→ Entries from a dataset:

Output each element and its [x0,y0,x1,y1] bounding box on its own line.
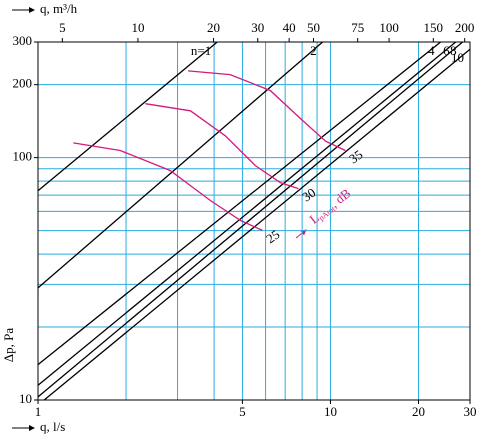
series-label: 6 [443,43,450,58]
y-tick-label: 200 [13,76,33,91]
series-line [37,41,464,398]
y-tick-label: 100 [13,149,33,164]
x-tick-label: 30 [464,404,477,419]
series-label: 4 [428,43,435,58]
x2-tick-label: 50 [307,20,320,35]
x2-tick-label: 75 [351,20,364,35]
x-tick-label: 5 [239,404,246,419]
series-line [37,41,218,192]
x2-tick-label: 100 [379,20,399,35]
x2-tick-label: 30 [251,20,264,35]
arrow [295,229,307,239]
series-label: 10 [451,50,464,65]
series-label: 25 [263,227,282,247]
x2-tick-label: 150 [424,20,444,35]
series-line [188,70,346,152]
series-label: n=1 [191,43,211,58]
series-line [37,41,324,289]
x2-axis-label: q, m³/h [40,1,78,16]
x2-tick-label: 40 [283,20,296,35]
series-line [145,103,299,190]
y-tick-label: 300 [13,33,33,48]
series-line [37,41,442,366]
x2-tick-label: 20 [207,20,220,35]
x-axis-label: q, l/s [40,419,65,434]
x2-tick-label: 5 [59,20,66,35]
plot-frame [37,41,471,401]
series-line [37,41,457,386]
series-line [73,142,263,231]
x2-tick-label: 10 [131,20,144,35]
x2-tick-label: 200 [455,20,475,35]
series-label: 8 [450,43,457,58]
y-axis-label: Δp, Pa [1,328,16,363]
x-tick-label: 20 [412,404,425,419]
series-label: 2 [310,43,317,58]
x-tick-label: 10 [324,404,337,419]
y-tick-label: 10 [19,391,32,406]
x-tick-label: 1 [35,404,42,419]
series-line [43,48,471,401]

→ Goal: Format every line of the listing above as a JSON list of strings, one string per line, skipping blank lines. Omit the picture from your answer.

→ Written answer:
[
  "Output each element and its [x0,y0,x1,y1] bounding box on its own line.",
  "series-label: 6 [443,43,450,58]",
  "y-tick-label: 200 [13,76,33,91]",
  "series-line [37,41,464,398]",
  "y-tick-label: 100 [13,149,33,164]",
  "x-tick-label: 30 [464,404,477,419]",
  "series-label: 4 [428,43,435,58]",
  "x2-tick-label: 50 [307,20,320,35]",
  "x2-tick-label: 75 [351,20,364,35]",
  "x-tick-label: 5 [239,404,246,419]",
  "series-line [37,41,218,192]",
  "x2-tick-label: 100 [379,20,399,35]",
  "x2-tick-label: 30 [251,20,264,35]",
  "arrow [295,229,307,239]",
  "series-label: 10 [451,50,464,65]",
  "series-label: 25 [263,227,282,247]",
  "x2-tick-label: 150 [424,20,444,35]",
  "series-line [188,70,346,152]",
  "series-label: n=1 [191,43,211,58]",
  "series-line [37,41,324,289]",
  "x2-axis-label: q, m³/h [40,1,78,16]",
  "x2-tick-label: 40 [283,20,296,35]",
  "series-line [145,103,299,190]",
  "y-tick-label: 300 [13,33,33,48]",
  "series-line [37,41,442,366]",
  "x2-tick-label: 20 [207,20,220,35]",
  "x-axis-label: q, l/s [40,419,65,434]",
  "x2-tick-label: 5 [59,20,66,35]",
  "plot-frame [37,41,471,401]",
  "series-line [37,41,457,386]",
  "series-line [73,142,263,231]",
  "x2-tick-label: 10 [131,20,144,35]",
  "x2-tick-label: 200 [455,20,475,35]",
  "series-label: 8 [450,43,457,58]",
  "y-axis-label: Δp, Pa [1,328,16,363]",
  "x-tick-label: 20 [412,404,425,419]",
  "series-label: 2 [310,43,317,58]",
  "x-tick-label: 10 [324,404,337,419]",
  "y-tick-label: 10 [19,391,32,406]",
  "x-tick-label: 1 [35,404,42,419]",
  "series-line [43,48,471,401]"
]